[Raw data]:
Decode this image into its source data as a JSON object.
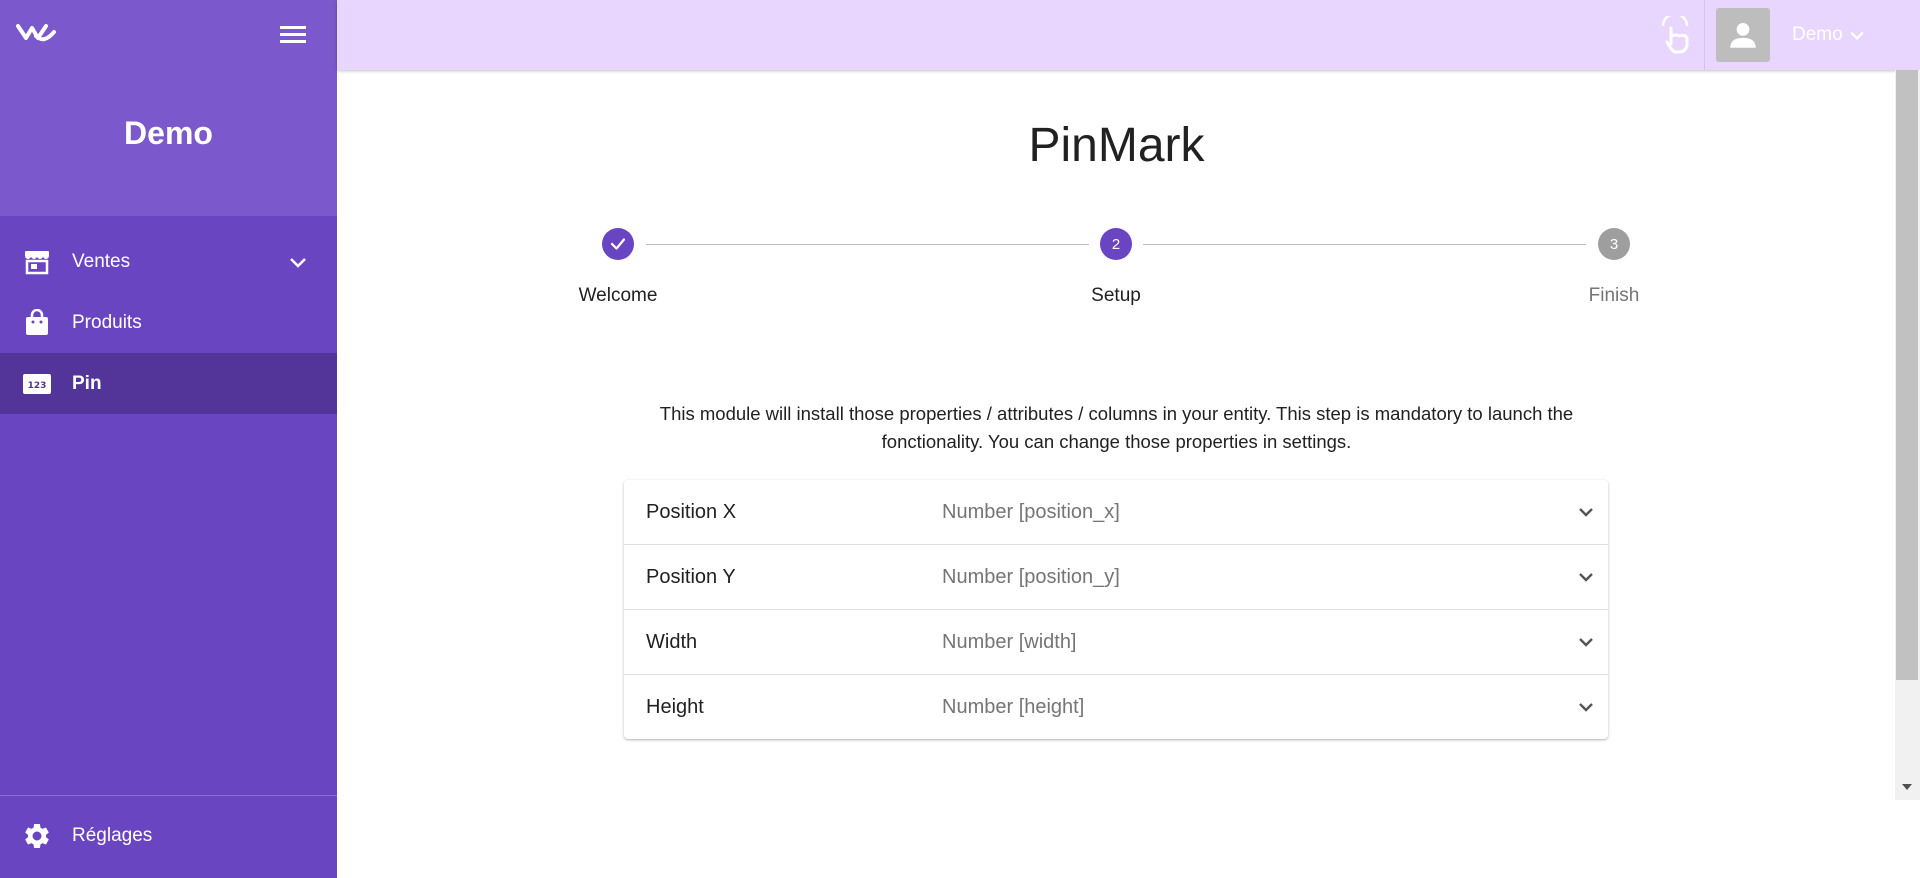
{
  "sidebar": {
    "brand": "Demo",
    "items": [
      {
        "label": "Ventes",
        "icon": "store-icon",
        "expandable": true
      },
      {
        "label": "Produits",
        "icon": "shopping-bag-icon"
      },
      {
        "label": "Pin",
        "icon": "numbers-123-icon",
        "active": true
      }
    ],
    "settings_label": "Réglages"
  },
  "topbar": {
    "user_name": "Demo"
  },
  "page": {
    "title": "PinMark"
  },
  "stepper": {
    "steps": [
      {
        "label": "Welcome",
        "state": "done"
      },
      {
        "label": "Setup",
        "number": "2",
        "state": "current"
      },
      {
        "label": "Finish",
        "number": "3",
        "state": "pending"
      }
    ]
  },
  "intro_text": "This module will install those properties / attributes / columns in your entity. This step is mandatory to launch the fonctionality. You can change those properties in settings.",
  "properties": [
    {
      "name": "Position X",
      "value": "Number [position_x]"
    },
    {
      "name": "Position Y",
      "value": "Number [position_y]"
    },
    {
      "name": "Width",
      "value": "Number [width]"
    },
    {
      "name": "Height",
      "value": "Number [height]"
    }
  ],
  "colors": {
    "sidebar": "#6a45c2",
    "sidebar_header": "#7b59cc",
    "sidebar_active": "#533599",
    "topbar": "#e8d6fe",
    "accent": "#6a45c2",
    "step_pending": "#9e9e9e"
  }
}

[What needs to be done]:
Quote the material exactly. Pictures stay out.

[Written answer]:
Decode this image into its source data as a JSON object.
{
  "sidebar": {
    "brand": "Demo",
    "items": [
      {
        "label": "Ventes",
        "icon": "store-icon",
        "expandable": true
      },
      {
        "label": "Produits",
        "icon": "shopping-bag-icon"
      },
      {
        "label": "Pin",
        "icon": "numbers-123-icon",
        "active": true
      }
    ],
    "settings_label": "Réglages"
  },
  "topbar": {
    "user_name": "Demo"
  },
  "page": {
    "title": "PinMark"
  },
  "stepper": {
    "steps": [
      {
        "label": "Welcome",
        "state": "done"
      },
      {
        "label": "Setup",
        "number": "2",
        "state": "current"
      },
      {
        "label": "Finish",
        "number": "3",
        "state": "pending"
      }
    ]
  },
  "intro_text": "This module will install those properties / attributes / columns in your entity. This step is mandatory to launch the fonctionality. You can change those properties in settings.",
  "properties": [
    {
      "name": "Position X",
      "value": "Number [position_x]"
    },
    {
      "name": "Position Y",
      "value": "Number [position_y]"
    },
    {
      "name": "Width",
      "value": "Number [width]"
    },
    {
      "name": "Height",
      "value": "Number [height]"
    }
  ],
  "colors": {
    "sidebar": "#6a45c2",
    "sidebar_header": "#7b59cc",
    "sidebar_active": "#533599",
    "topbar": "#e8d6fe",
    "accent": "#6a45c2",
    "step_pending": "#9e9e9e"
  }
}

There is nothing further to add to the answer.